━━━━━ Records shown ━━━━━

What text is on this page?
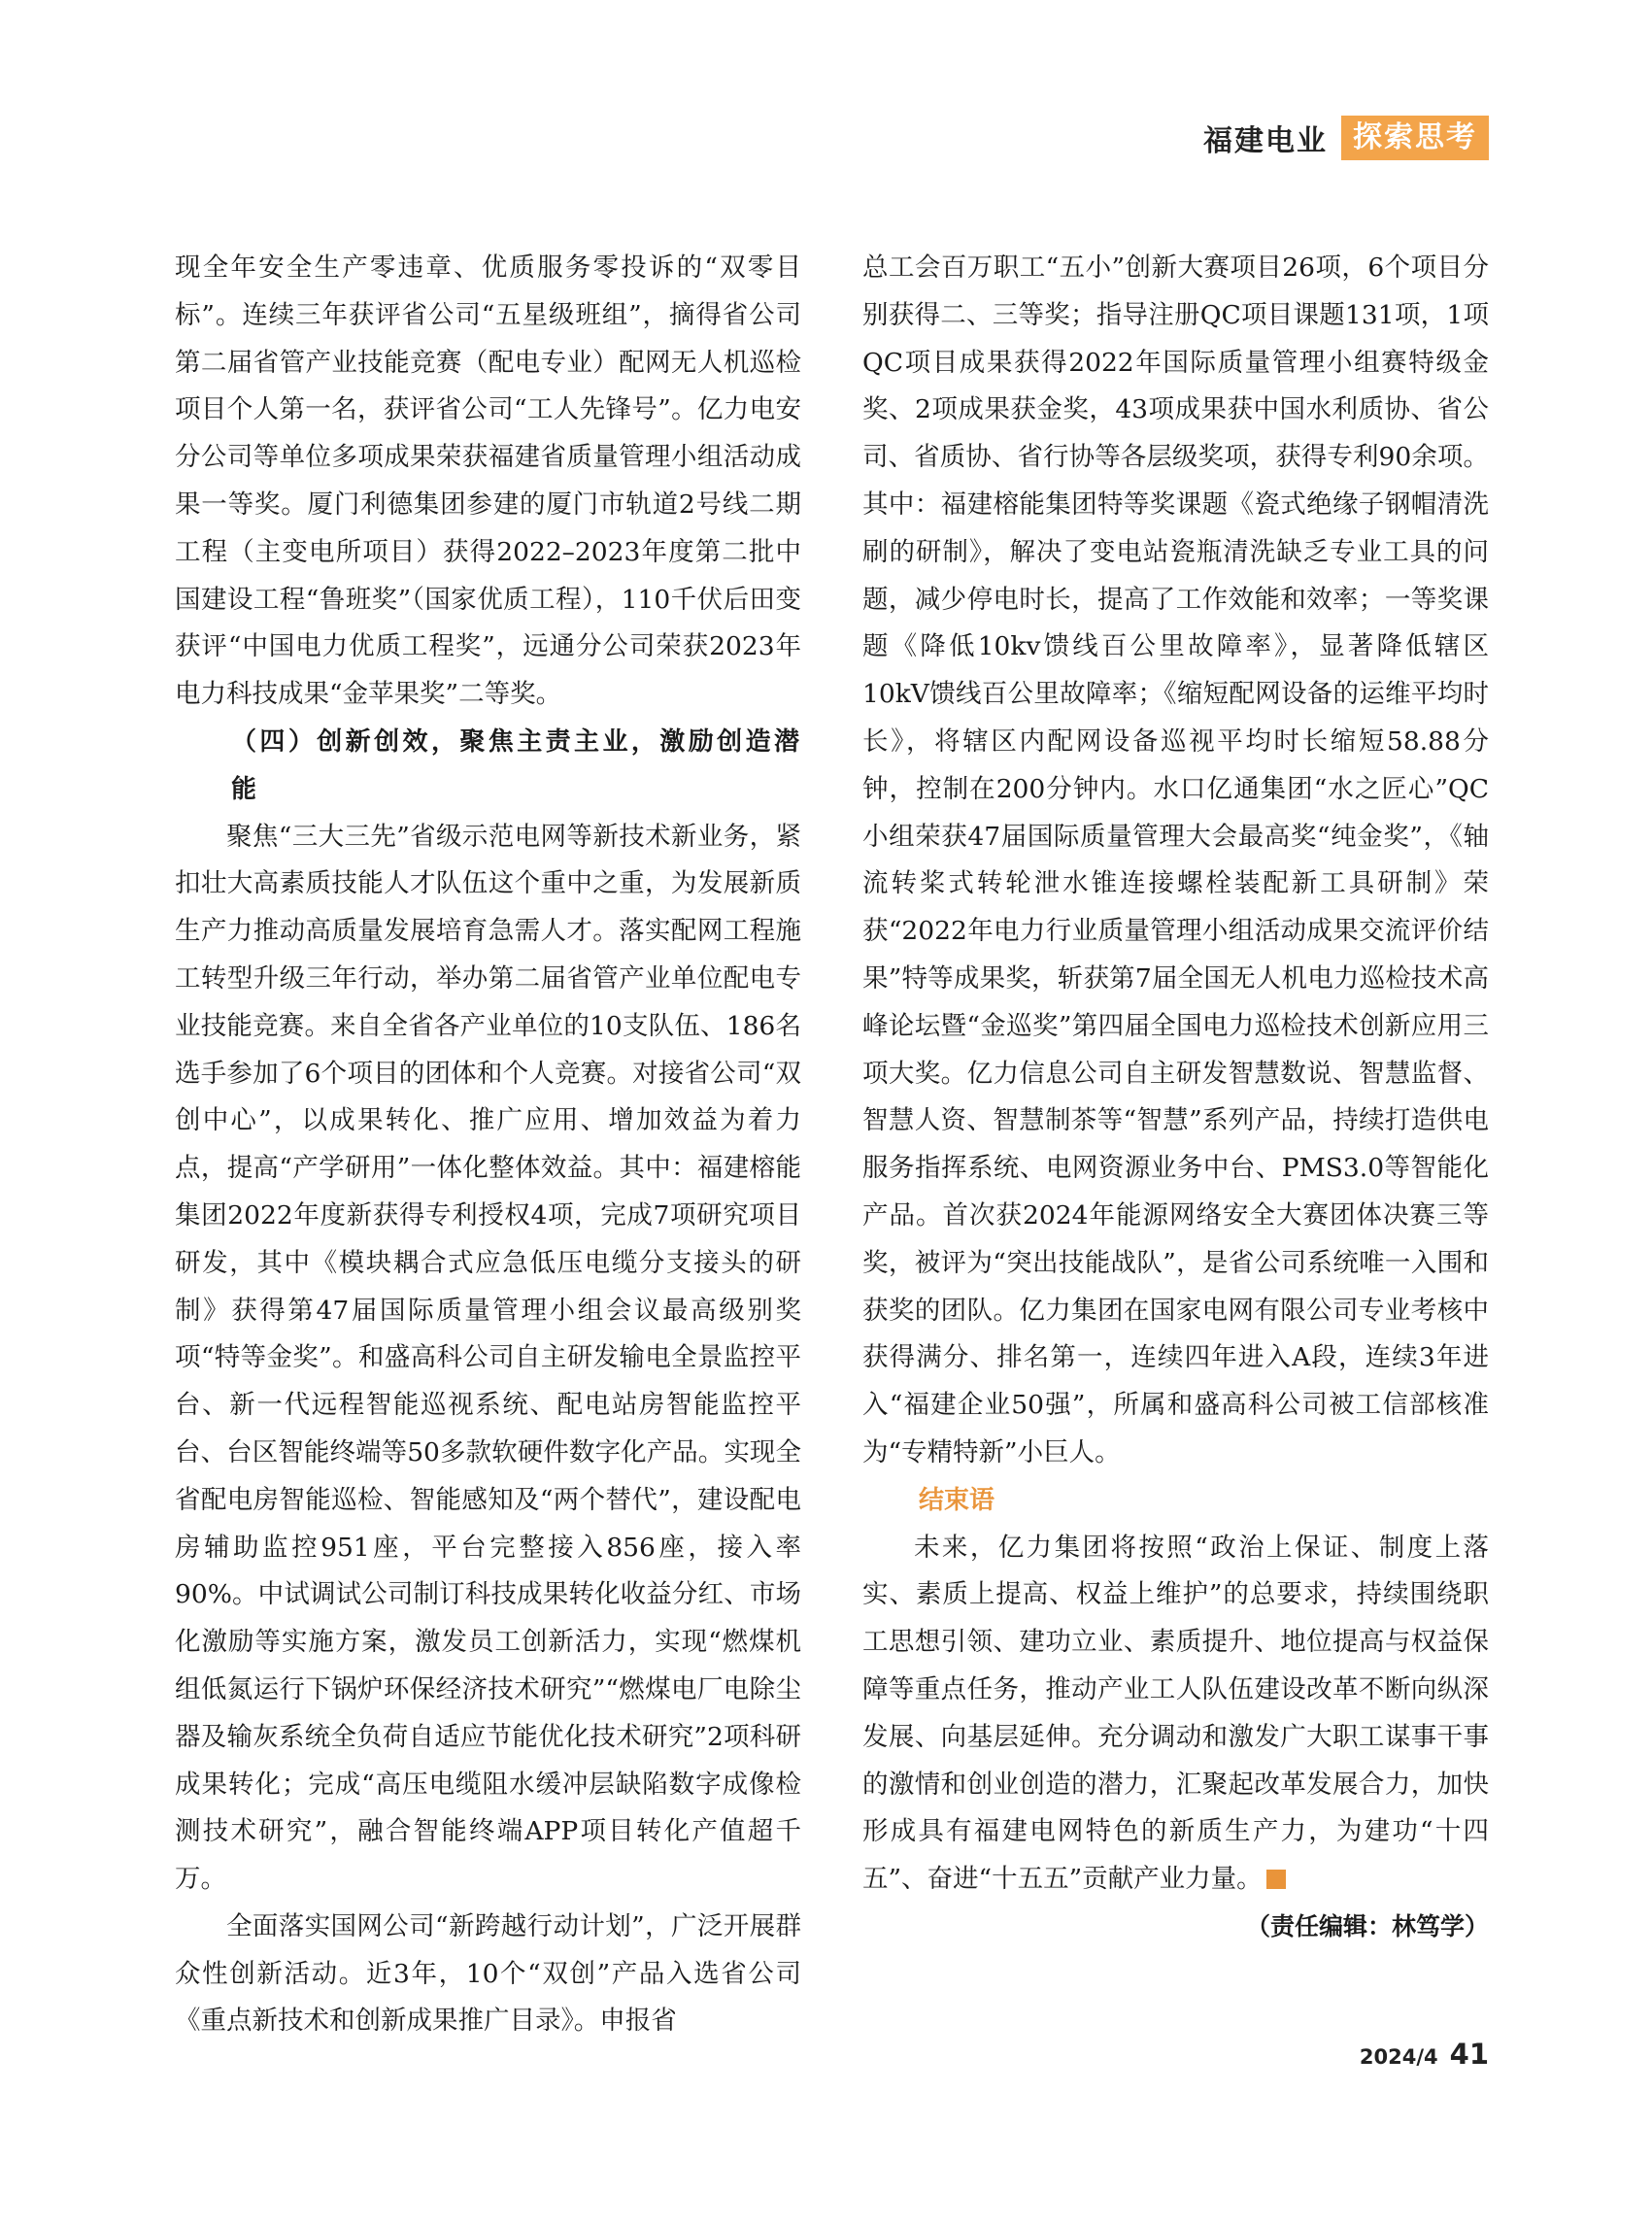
福建电业 探索思考

现全年安全生产零违章、优质服务零投诉的“双零目标”。连续三年获评省公司“五星级班组”，摘得省公司第二届省管产业技能竞赛（配电专业）配网无人机巡检项目个人第一名，获评省公司“工人先锋号”。亿力电安分公司等单位多项成果荣获福建省质量管理小组活动成果一等奖。厦门利德集团参建的厦门市轨道2号线二期工程（主变电所项目）获得2022–2023年度第二批中国建设工程“鲁班奖”（国家优质工程），110千伏后田变获评“中国电力优质工程奖”，远通分公司荣获2023年电力科技成果“金苹果奖”二等奖。

（四）创新创效，聚焦主责主业，激励创造潜能

聚焦“三大三先”省级示范电网等新技术新业务，紧扣壮大高素质技能人才队伍这个重中之重，为发展新质生产力推动高质量发展培育急需人才。落实配网工程施工转型升级三年行动，举办第二届省管产业单位配电专业技能竞赛。来自全省各产业单位的10支队伍、186名选手参加了6个项目的团体和个人竞赛。对接省公司“双创中心”，以成果转化、推广应用、增加效益为着力点，提高“产学研用”一体化整体效益。其中：福建榕能集团2022年度新获得专利授权4项，完成7项研究项目研发，其中《模块耦合式应急低压电缆分支接头的研制》获得第47届国际质量管理小组会议最高级别奖项“特等金奖”。和盛高科公司自主研发输电全景监控平台、新一代远程智能巡视系统、配电站房智能监控平台、台区智能终端等50多款软硬件数字化产品。实现全省配电房智能巡检、智能感知及“两个替代”，建设配电房辅助监控951座，平台完整接入856座，接入率90%。中试调试公司制订科技成果转化收益分红、市场化激励等实施方案，激发员工创新活力，实现“燃煤机组低氮运行下锅炉环保经济技术研究”“燃煤电厂电除尘器及输灰系统全负荷自适应节能优化技术研究”2项科研成果转化；完成“高压电缆阻水缓冲层缺陷数字成像检测技术研究”，融合智能终端APP项目转化产值超千万。

全面落实国网公司“新跨越行动计划”，广泛开展群众性创新活动。近3年，10个“双创”产品入选省公司《重点新技术和创新成果推广目录》。申报省

总工会百万职工“五小”创新大赛项目26项，6个项目分别获得二、三等奖；指导注册QC项目课题131项，1项QC项目成果获得2022年国际质量管理小组赛特级金奖、2项成果获金奖，43项成果获中国水利质协、省公司、省质协、省行协等各层级奖项，获得专利90余项。其中：福建榕能集团特等奖课题《瓷式绝缘子钢帽清洗刷的研制》，解决了变电站瓷瓶清洗缺乏专业工具的问题，减少停电时长，提高了工作效能和效率；一等奖课题《降低10kv馈线百公里故障率》，显著降低辖区10kV馈线百公里故障率；《缩短配网设备的运维平均时长》，将辖区内配网设备巡视平均时长缩短58.88分钟，控制在200分钟内。水口亿通集团“水之匠心”QC小组荣获47届国际质量管理大会最高奖“纯金奖”，《轴流转桨式转轮泄水锥连接螺栓装配新工具研制》荣获“2022年电力行业质量管理小组活动成果交流评价结果”特等成果奖，斩获第7届全国无人机电力巡检技术高峰论坛暨“金巡奖”第四届全国电力巡检技术创新应用三项大奖。亿力信息公司自主研发智慧数说、智慧监督、智慧人资、智慧制茶等“智慧”系列产品，持续打造供电服务指挥系统、电网资源业务中台、PMS3.0等智能化产品。首次获2024年能源网络安全大赛团体决赛三等奖，被评为“突出技能战队”，是省公司系统唯一入围和获奖的团队。亿力集团在国家电网有限公司专业考核中获得满分、排名第一，连续四年进入A段，连续3年进入“福建企业50强”，所属和盛高科公司被工信部核准为“专精特新”小巨人。

结束语

未来，亿力集团将按照“政治上保证、制度上落实、素质上提高、权益上维护”的总要求，持续围绕职工思想引领、建功立业、素质提升、地位提高与权益保障等重点任务，推动产业工人队伍建设改革不断向纵深发展、向基层延伸。充分调动和激发广大职工谋事干事的激情和创业创造的潜力，汇聚起改革发展合力，加快形成具有福建电网特色的新质生产力，为建功“十四五”、奋进“十五五”贡献产业力量。

（责任编辑：林笃学）

2024/4 41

━━━━━

Problem to work on:
Extract all the entries word for word; omit any pictures.

Task result:
What text is on this page?
福建电业 探索思考

现全年安全生产零违章、优质服务零投诉的“双零目标”。连续三年获评省公司“五星级班组”，摘得省公司第二届省管产业技能竞赛（配电专业）配网无人机巡检项目个人第一名，获评省公司“工人先锋号”。亿力电安分公司等单位多项成果荣获福建省质量管理小组活动成果一等奖。厦门利德集团参建的厦门市轨道2号线二期工程（主变电所项目）获得2022–2023年度第二批中国建设工程“鲁班奖”（国家优质工程），110千伏后田变获评“中国电力优质工程奖”，远通分公司荣获2023年电力科技成果“金苹果奖”二等奖。

（四）创新创效，聚焦主责主业，激励创造潜能

聚焦“三大三先”省级示范电网等新技术新业务，紧扣壮大高素质技能人才队伍这个重中之重，为发展新质生产力推动高质量发展培育急需人才。落实配网工程施工转型升级三年行动，举办第二届省管产业单位配电专业技能竞赛。来自全省各产业单位的10支队伍、186名选手参加了6个项目的团体和个人竞赛。对接省公司“双创中心”，以成果转化、推广应用、增加效益为着力点，提高“产学研用”一体化整体效益。其中：福建榕能集团2022年度新获得专利授权4项，完成7项研究项目研发，其中《模块耦合式应急低压电缆分支接头的研制》获得第47届国际质量管理小组会议最高级别奖项“特等金奖”。和盛高科公司自主研发输电全景监控平台、新一代远程智能巡视系统、配电站房智能监控平台、台区智能终端等50多款软硬件数字化产品。实现全省配电房智能巡检、智能感知及“两个替代”，建设配电房辅助监控951座，平台完整接入856座，接入率90%。中试调试公司制订科技成果转化收益分红、市场化激励等实施方案，激发员工创新活力，实现“燃煤机组低氮运行下锅炉环保经济技术研究”“燃煤电厂电除尘器及输灰系统全负荷自适应节能优化技术研究”2项科研成果转化；完成“高压电缆阻水缓冲层缺陷数字成像检测技术研究”，融合智能终端APP项目转化产值超千万。

全面落实国网公司“新跨越行动计划”，广泛开展群众性创新活动。近3年，10个“双创”产品入选省公司《重点新技术和创新成果推广目录》。申报省

总工会百万职工“五小”创新大赛项目26项，6个项目分别获得二、三等奖；指导注册QC项目课题131项，1项QC项目成果获得2022年国际质量管理小组赛特级金奖、2项成果获金奖，43项成果获中国水利质协、省公司、省质协、省行协等各层级奖项，获得专利90余项。其中：福建榕能集团特等奖课题《瓷式绝缘子钢帽清洗刷的研制》，解决了变电站瓷瓶清洗缺乏专业工具的问题，减少停电时长，提高了工作效能和效率；一等奖课题《降低10kv馈线百公里故障率》，显著降低辖区10kV馈线百公里故障率；《缩短配网设备的运维平均时长》，将辖区内配网设备巡视平均时长缩短58.88分钟，控制在200分钟内。水口亿通集团“水之匠心”QC小组荣获47届国际质量管理大会最高奖“纯金奖”，《轴流转桨式转轮泄水锥连接螺栓装配新工具研制》荣获“2022年电力行业质量管理小组活动成果交流评价结果”特等成果奖，斩获第7届全国无人机电力巡检技术高峰论坛暨“金巡奖”第四届全国电力巡检技术创新应用三项大奖。亿力信息公司自主研发智慧数说、智慧监督、智慧人资、智慧制茶等“智慧”系列产品，持续打造供电服务指挥系统、电网资源业务中台、PMS3.0等智能化产品。首次获2024年能源网络安全大赛团体决赛三等奖，被评为“突出技能战队”，是省公司系统唯一入围和获奖的团队。亿力集团在国家电网有限公司专业考核中获得满分、排名第一，连续四年进入A段，连续3年进入“福建企业50强”，所属和盛高科公司被工信部核准为“专精特新”小巨人。

结束语

未来，亿力集团将按照“政治上保证、制度上落实、素质上提高、权益上维护”的总要求，持续围绕职工思想引领、建功立业、素质提升、地位提高与权益保障等重点任务，推动产业工人队伍建设改革不断向纵深发展、向基层延伸。充分调动和激发广大职工谋事干事的激情和创业创造的潜力，汇聚起改革发展合力，加快形成具有福建电网特色的新质生产力，为建功“十四五”、奋进“十五五”贡献产业力量。

（责任编辑：林笃学）

2024/4 41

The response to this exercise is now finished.